GIVEN PASSAGE
My Bleeding Brains

August 26, 2009

on domesticity, etc

Filed under: Uncategorized — eeplebert @ 5:54 pm

Not long ago I remember reading Katy ramble from yonder down south about amusing herself with household chores while her husband was away with the Marines.

So it goes that I’m scooping cat litter, running the dishwasher, dumping coffee grounds, emptying lint traps, scrubbing the sink, and readying the mop. Even if the kitchen floor has no more square feet than the average office cubical.

Contrary to the example of domestic pioneers Donna Reed or June Cleaver – I’m doing it to the soundtrack backdrop of BassDrive.com or RadioGlitch or any of my handful of favorite drum-and-bass or electro streams. But I’m making like my mama taught me and not just getting it all done, but keeping it all done.

Earlier on I was dancing around like a big white idiot singing along with Weezer’s song ‘Getchoo’ among others. This was from a fan-made edit of demos and album cuts pasted together attempting to approximate Weezer’s never-made 2nd album rock opera Songs from the Black Hole.

I remember going through some emotional abuse from a long-since ex and having Weezer’s Pinkerton album be a support in a way I’m not sure most women would understand. Maybe I was just proto-emo. But those songs are seared into my brain like most of Nirvana’s Bleach and NIN’s Pretty Hate Machine.

Maybe if I’d had a father around the house more often in my youth – instead of just mom and grandma, I might be out there fixing cars or jumping out of planes with guns strapped to me. But I think I’m beginning to get satisfied that I’m a singer, a drummer, a deejay, a sampler, and all kinds of stuff we don’t have good words for yet.

When I was in high school and before, I could daydream for hours about what might be, what could be. Today I recognize that I deal a lot more with what is – thanks to building something important in the now.

Most of my friends from high school and college are now married people. (And these days who doesn’t know someone who’s been through a divorce long before 30?) Most of those married friends are parents now – I almost feel left out. Almost.

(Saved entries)
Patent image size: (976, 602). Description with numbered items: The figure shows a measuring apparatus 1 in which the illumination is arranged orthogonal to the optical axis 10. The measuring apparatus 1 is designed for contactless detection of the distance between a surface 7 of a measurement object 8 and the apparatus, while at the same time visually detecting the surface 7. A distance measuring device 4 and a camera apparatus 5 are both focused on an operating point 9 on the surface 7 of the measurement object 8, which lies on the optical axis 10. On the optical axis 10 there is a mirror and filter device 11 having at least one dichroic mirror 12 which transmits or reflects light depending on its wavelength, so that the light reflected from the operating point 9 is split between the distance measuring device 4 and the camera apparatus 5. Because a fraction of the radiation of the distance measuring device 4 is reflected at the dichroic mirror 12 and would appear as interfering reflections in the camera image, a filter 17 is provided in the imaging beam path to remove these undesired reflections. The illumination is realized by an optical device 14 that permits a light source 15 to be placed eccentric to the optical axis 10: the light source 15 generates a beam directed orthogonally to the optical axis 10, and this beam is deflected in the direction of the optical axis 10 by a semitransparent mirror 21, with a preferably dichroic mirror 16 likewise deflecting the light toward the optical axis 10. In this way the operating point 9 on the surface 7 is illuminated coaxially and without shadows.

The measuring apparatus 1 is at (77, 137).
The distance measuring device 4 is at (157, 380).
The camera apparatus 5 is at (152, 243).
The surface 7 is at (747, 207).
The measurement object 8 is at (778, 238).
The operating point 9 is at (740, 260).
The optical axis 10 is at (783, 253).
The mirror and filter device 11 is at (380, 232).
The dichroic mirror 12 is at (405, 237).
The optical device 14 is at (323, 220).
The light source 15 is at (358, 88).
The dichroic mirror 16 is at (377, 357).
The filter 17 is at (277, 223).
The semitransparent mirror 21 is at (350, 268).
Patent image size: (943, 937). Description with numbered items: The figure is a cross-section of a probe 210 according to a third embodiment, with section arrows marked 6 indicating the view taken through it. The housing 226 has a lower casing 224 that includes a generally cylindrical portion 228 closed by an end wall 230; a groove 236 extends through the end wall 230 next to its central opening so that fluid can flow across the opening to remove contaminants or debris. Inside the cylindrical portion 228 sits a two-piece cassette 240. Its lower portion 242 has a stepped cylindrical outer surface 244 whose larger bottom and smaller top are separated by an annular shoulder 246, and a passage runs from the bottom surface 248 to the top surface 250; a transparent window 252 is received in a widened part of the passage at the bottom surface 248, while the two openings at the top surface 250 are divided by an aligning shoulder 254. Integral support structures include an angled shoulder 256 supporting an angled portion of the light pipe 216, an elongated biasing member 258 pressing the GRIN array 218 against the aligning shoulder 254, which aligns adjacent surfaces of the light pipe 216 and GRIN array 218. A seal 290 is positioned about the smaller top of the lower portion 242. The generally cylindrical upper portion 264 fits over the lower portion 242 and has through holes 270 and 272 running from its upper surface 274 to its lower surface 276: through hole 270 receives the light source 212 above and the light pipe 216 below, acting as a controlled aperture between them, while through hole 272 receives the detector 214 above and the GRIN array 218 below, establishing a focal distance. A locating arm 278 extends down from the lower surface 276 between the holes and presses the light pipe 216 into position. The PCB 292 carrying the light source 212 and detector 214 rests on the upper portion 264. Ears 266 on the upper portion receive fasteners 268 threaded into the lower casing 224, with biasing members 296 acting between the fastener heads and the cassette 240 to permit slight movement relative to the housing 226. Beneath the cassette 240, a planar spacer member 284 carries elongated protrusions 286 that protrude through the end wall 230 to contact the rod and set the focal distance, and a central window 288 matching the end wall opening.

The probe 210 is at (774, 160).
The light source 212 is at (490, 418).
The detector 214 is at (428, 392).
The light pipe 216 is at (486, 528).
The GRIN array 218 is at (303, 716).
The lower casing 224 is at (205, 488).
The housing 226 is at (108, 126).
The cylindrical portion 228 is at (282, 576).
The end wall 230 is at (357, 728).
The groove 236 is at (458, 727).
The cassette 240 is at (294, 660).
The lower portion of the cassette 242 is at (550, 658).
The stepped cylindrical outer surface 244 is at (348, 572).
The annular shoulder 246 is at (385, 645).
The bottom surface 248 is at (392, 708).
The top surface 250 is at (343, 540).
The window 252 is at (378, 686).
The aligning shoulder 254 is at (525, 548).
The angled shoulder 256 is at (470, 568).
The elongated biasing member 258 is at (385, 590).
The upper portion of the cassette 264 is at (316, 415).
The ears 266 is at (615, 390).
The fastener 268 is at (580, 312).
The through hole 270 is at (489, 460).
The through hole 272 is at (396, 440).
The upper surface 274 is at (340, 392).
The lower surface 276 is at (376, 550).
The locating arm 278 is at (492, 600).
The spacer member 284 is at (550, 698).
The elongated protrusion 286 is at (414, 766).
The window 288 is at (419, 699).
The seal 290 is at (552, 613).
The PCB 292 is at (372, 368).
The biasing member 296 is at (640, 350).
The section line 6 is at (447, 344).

TASK REQUIREMENTS
**A)** In the blog post on domesticity, which album does the writer say was a support while going through emotional abuse from an ex?
**B)** Carry the blog post on domesticity further, picking up after its final sentence.
The saved entries after the blog post on domesticity are separate items and not part of the post.

EXPECTED RESULTS
**A)** Weezer's Pinkerton album.

**B)**
This morning I’m raising my coffee cup in a toast, a hopeful thought to my wife, and all our spouses/mates/partners in general. My grandparents and several aunts-and-uncles have been good examples of managing long-term give-and-take in what society calls marriage. I’m thankful for their examples, however limited my memory of them may be these many years later.

I feel that the government shouldn’t be able to tell people when their union, their partnership, with another human being is valid or not. So I wish if we could come to some agreement that health care is a basic human right in America, that we can come to agree that love is where we find it. Government can recognize unions, and churches can have marriage if they’re so picky about it. /end soapbox

This morning I’m shuffling through the housework so I can take a few pics of the new place looking pristine for friends requesting them. Being so far from most of the friends and family, I want to share what most of them will never be able to afford to come and see.

After the pics I’ll get to the rest of my hobbies, duties, or whatever it is that I find to pass the time between the ever-present and ever-tenuous job hunt.

I ‘ve scanned a few friends blogs in my daily reading. I just discovered via Rachel Maddow’s wikipedia entry why I seem to agree with her worldview more often than not. She’s just barely got two years on me. /again wit the lolz

I can take Olbermann most of the time, but sometimes he trots right up to that line where he’s just about as hyperbolic and vitriolic as those he’s arguing against. I like tRMs b/c Rachel seems to be doing more actual reporting, and keeping her tone quite civil – to my leftist/anarchist ears.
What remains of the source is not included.